GIVEN TASK:
Reproduce all of the data that follows, character for character.

MATERIAL FOR THIS EXERCISE:
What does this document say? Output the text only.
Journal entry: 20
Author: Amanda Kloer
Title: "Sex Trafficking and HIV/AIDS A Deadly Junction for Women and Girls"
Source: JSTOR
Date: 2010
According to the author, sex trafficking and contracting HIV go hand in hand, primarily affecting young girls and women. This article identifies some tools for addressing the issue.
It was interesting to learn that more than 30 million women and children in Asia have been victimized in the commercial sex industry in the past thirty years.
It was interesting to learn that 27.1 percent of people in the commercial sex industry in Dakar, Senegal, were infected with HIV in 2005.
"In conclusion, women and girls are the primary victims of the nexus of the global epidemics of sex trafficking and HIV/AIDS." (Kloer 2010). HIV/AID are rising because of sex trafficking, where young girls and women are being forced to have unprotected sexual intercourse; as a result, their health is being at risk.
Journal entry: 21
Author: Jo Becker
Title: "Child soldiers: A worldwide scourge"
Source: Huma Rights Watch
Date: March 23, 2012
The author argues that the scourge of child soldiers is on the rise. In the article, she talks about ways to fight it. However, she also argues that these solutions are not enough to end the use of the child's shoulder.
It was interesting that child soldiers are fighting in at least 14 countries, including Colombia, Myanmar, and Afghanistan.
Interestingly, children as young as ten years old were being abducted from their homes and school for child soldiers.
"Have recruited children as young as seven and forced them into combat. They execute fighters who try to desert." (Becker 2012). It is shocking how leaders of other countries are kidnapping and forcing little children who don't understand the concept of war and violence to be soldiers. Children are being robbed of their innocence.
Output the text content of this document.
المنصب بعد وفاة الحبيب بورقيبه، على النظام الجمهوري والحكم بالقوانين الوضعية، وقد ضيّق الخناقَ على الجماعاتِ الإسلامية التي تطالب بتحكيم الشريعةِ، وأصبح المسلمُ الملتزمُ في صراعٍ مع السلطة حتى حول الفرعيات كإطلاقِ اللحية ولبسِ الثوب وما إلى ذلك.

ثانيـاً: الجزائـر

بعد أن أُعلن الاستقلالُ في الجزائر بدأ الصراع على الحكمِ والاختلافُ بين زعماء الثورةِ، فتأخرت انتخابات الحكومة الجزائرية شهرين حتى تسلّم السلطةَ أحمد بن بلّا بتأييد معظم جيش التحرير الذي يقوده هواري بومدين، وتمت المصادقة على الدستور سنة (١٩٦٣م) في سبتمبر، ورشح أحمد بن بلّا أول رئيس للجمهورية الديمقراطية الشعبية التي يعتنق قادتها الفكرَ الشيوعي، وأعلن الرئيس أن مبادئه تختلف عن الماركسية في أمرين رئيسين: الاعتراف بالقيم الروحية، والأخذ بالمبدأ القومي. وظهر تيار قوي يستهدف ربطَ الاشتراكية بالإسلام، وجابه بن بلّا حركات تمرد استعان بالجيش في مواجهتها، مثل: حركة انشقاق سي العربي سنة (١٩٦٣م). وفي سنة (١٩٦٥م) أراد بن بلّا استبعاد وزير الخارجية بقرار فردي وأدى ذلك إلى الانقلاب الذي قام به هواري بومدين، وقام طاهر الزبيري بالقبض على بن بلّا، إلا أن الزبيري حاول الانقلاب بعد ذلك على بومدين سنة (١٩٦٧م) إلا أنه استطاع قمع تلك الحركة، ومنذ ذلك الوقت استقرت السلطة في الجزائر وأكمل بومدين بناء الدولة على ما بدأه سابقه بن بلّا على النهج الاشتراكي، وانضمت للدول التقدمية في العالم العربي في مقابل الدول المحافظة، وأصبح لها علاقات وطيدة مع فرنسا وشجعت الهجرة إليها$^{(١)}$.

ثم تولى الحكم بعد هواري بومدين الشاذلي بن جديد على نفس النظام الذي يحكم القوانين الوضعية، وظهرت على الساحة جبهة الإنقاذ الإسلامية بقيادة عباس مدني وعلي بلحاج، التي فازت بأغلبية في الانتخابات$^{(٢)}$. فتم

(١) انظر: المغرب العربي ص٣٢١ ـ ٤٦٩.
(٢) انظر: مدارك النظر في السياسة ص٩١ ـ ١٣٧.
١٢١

OUTPUT:
What does this document say? Output the text only.
Journal entry: 20
Author: Amanda Kloer
Title: "Sex Trafficking and HIV/AIDS A Deadly Junction for Women and Girls"
Source: JSTOR
Date: 2010
According to the author, sex trafficking and contracting HIV go hand in hand, primarily affecting young girls and women. This article identifies some tools for addressing the issue.
It was interesting to learn that more than 30 million women and children in Asia have been victimized in the commercial sex industry in the past thirty years.
It was interesting to learn that 27.1 percent of people in the commercial sex industry in Dakar, Senegal, were infected with HIV in 2005.
"In conclusion, women and girls are the primary victims of the nexus of the global epidemics of sex trafficking and HIV/AIDS." (Kloer 2010). HIV/AID are rising because of sex trafficking, where young girls and women are being forced to have unprotected sexual intercourse; as a result, their health is being at risk.
Journal entry: 21
Author: Jo Becker
Title: "Child soldiers: A worldwide scourge"
Source: Huma Rights Watch
Date: March 23, 2012
The author argues that the scourge of child soldiers is on the rise. In the article, she talks about ways to fight it. However, she also argues that these solutions are not enough to end the use of the child's shoulder.
It was interesting that child soldiers are fighting in at least 14 countries, including Colombia, Myanmar, and Afghanistan.
Interestingly, children as young as ten years old were being abducted from their homes and school for child soldiers.
"Have recruited children as young as seven and forced them into combat. They execute fighters who try to desert." (Becker 2012). It is shocking how leaders of other countries are kidnapping and forcing little children who don't understand the concept of war and violence to be soldiers. Children are being robbed of their innocence.
Output the text content of this document.
المنصب بعد وفاة الحبيب بورقيبه، على النظام الجمهوري والحكم بالقوانين الوضعية، وقد ضيّق الخناقَ على الجماعاتِ الإسلامية التي تطالب بتحكيم الشريعةِ، وأصبح المسلمُ الملتزمُ في صراعٍ مع السلطة حتى حول الفرعيات كإطلاقِ اللحية ولبسِ الثوب وما إلى ذلك.

ثانيـاً: الجزائـر

بعد أن أُعلن الاستقلالُ في الجزائر بدأ الصراع على الحكمِ والاختلافُ بين زعماء الثورةِ، فتأخرت انتخابات الحكومة الجزائرية شهرين حتى تسلّم السلطةَ أحمد بن بلّا بتأييد معظم جيش التحرير الذي يقوده هواري بومدين، وتمت المصادقة على الدستور سنة (١٩٦٣م) في سبتمبر، ورشح أحمد بن بلّا أول رئيس للجمهورية الديمقراطية الشعبية التي يعتنق قادتها الفكرَ الشيوعي، وأعلن الرئيس أن مبادئه تختلف عن الماركسية في أمرين رئيسين: الاعتراف بالقيم الروحية، والأخذ بالمبدأ القومي. وظهر تيار قوي يستهدف ربطَ الاشتراكية بالإسلام، وجابه بن بلّا حركات تمرد استعان بالجيش في مواجهتها، مثل: حركة انشقاق سي العربي سنة (١٩٦٣م). وفي سنة (١٩٦٥م) أراد بن بلّا استبعاد وزير الخارجية بقرار فردي وأدى ذلك إلى الانقلاب الذي قام به هواري بومدين، وقام طاهر الزبيري بالقبض على بن بلّا، إلا أن الزبيري حاول الانقلاب بعد ذلك على بومدين سنة (١٩٦٧م) إلا أنه استطاع قمع تلك الحركة، ومنذ ذلك الوقت استقرت السلطة في الجزائر وأكمل بومدين بناء الدولة على ما بدأه سابقه بن بلّا على النهج الاشتراكي، وانضمت للدول التقدمية في العالم العربي في مقابل الدول المحافظة، وأصبح لها علاقات وطيدة مع فرنسا وشجعت الهجرة إليها$^{(١)}$.

ثم تولى الحكم بعد هواري بومدين الشاذلي بن جديد على نفس النظام الذي يحكم القوانين الوضعية، وظهرت على الساحة جبهة الإنقاذ الإسلامية بقيادة عباس مدني وعلي بلحاج، التي فازت بأغلبية في الانتخابات$^{(٢)}$. فتم

(١) انظر: المغرب العربي ص٣٢١ ـ ٤٦٩.
(٢) انظر: مدارك النظر في السياسة ص٩١ ـ ١٣٧.
١٢١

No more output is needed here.